*Exercise*: List all lines of the data containing the word "page".

*Material supplied*:

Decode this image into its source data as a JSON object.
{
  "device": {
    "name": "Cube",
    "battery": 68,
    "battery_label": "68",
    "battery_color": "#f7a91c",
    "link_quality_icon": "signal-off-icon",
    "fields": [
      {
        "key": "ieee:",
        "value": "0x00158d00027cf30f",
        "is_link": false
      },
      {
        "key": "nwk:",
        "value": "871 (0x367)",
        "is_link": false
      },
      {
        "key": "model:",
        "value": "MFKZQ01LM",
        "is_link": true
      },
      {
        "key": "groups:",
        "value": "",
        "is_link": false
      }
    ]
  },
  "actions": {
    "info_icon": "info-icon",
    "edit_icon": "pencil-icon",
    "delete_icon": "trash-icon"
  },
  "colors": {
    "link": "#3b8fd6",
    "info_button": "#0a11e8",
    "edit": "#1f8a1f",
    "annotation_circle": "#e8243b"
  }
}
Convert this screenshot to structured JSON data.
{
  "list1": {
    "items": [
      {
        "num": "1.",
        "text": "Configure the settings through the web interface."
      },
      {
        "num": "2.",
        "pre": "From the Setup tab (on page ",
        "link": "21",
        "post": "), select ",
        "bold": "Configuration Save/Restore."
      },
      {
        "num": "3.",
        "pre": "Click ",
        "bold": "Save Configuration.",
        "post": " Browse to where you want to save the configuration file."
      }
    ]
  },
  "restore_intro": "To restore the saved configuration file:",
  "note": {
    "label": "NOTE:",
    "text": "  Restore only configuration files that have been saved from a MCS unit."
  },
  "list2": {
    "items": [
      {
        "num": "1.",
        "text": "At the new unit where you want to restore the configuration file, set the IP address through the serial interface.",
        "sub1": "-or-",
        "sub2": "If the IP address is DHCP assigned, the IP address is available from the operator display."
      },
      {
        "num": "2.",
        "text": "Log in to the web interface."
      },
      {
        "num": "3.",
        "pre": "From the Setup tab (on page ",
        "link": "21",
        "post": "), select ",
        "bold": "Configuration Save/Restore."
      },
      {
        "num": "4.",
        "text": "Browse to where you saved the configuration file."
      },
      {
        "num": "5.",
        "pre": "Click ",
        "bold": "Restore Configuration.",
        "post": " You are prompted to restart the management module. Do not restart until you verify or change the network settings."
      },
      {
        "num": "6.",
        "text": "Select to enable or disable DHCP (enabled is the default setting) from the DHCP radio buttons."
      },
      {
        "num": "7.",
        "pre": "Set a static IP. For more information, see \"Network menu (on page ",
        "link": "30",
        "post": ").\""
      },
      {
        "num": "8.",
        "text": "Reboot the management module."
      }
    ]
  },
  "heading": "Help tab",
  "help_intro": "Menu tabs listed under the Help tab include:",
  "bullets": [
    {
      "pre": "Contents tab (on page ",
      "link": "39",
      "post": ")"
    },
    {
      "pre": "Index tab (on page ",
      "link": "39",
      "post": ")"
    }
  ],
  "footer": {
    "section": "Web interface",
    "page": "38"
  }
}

*Answer to this problem*:
        "pre": "From the Setup tab (on page ",
        "pre": "From the Setup tab (on page ",
        "pre": "Set a static IP. For more information, see \"Network menu (on page ",
      "pre": "Contents tab (on page ",
      "pre": "Index tab (on page ",
    "page": "38"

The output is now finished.